**Passage for review:**

The collected data will be analyzed in accordance with the objectives developed for the various priority projects. Descriptive analysis will be performed to explore distributions and patterns of responses; counts, means, medians, and percentages will be used. Multivariable analysis will also be performed to explore adjusted relationships between various exposures and outcomes of interest.

Like questionnaire development, manuscript writing will take place on a collaborative platform, facilitating real-time changes by all co-authors and mitigating version control issues. We aim to publish the completed work in peer-reviewed scientific journals, preferably with open-access publishing, aligning with the project’s overarching principles. Beyond the identified priority topics, individual collaborators can explore the data for their independent research projects. We will publish the main results from CORIS-1 as a special issue in a peer reviewed journal.

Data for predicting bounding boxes
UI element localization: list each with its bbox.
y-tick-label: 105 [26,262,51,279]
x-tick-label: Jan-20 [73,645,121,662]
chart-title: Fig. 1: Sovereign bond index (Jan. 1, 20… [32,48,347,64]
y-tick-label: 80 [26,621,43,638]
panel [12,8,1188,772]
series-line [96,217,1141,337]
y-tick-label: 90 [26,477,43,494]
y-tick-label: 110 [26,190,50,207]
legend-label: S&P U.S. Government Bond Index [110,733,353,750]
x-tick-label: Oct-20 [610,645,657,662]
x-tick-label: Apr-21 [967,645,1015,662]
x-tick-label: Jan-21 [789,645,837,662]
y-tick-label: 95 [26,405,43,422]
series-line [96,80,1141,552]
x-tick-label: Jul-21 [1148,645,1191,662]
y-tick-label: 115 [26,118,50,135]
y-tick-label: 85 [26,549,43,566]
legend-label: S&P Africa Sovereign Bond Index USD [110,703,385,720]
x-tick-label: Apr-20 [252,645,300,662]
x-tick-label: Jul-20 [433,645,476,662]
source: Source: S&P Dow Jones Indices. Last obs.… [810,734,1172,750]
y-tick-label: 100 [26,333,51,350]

**Problem details:** Carry on writing the passage about the CORIS-1 data analysis and publishing plans, starting right after its last sentence. You won't need the lines to do this.

**Exercise answer:**
DISCUSSION

CORIS holds importance as it seeks to provide novel data on a wide array of critical issues from personnel in health professions schools internationally. These data have the potential to pinpoint knowledge and practice gaps within the health education sector that require strengthening, encompassing aspects like curriculum, practice, and policy. By exploring these issues, the study seeks to contribute to the broader national and international discourse, fostering tailored interventions and evidence-based decision-making and empowering the next generation of healthcare providers with the knowledge and skills needed to meet the challenges of our rapidly evolving healthcare landscape.

CORIS offers a unique opportunity for experiential learning, particularly beneficial for early career researchers. Engaging in CORIS allows individuals to participate in the complete research process, from sample size calculation and sampling to the iterative journey of questionnaire design, analysis, and manuscript writing. This immersive experience encourages discussions, and dialogues, fostering a comprehensive understanding of study design, implementation, and analysis. While efforts to involve the public in surveys are not entirely new12, CORIS sets itself apart by soliciting input at the pre-questionnaire stage on a global scale, in real-time, and with an educational focus. Recognizing that survey design, implementation, and analysis are integral to public health that is not always comprehensively taught, CORIS aims to bridge this educational gap. The survey also provides graduate students with the opportunity to add questions to the survey for analysis in their theses or dissertations, thus overcoming a major hurdle related to data access13-15. It provides handson experience in all aspects of surveys, making it a valuable learning opportunity for early career collaborators.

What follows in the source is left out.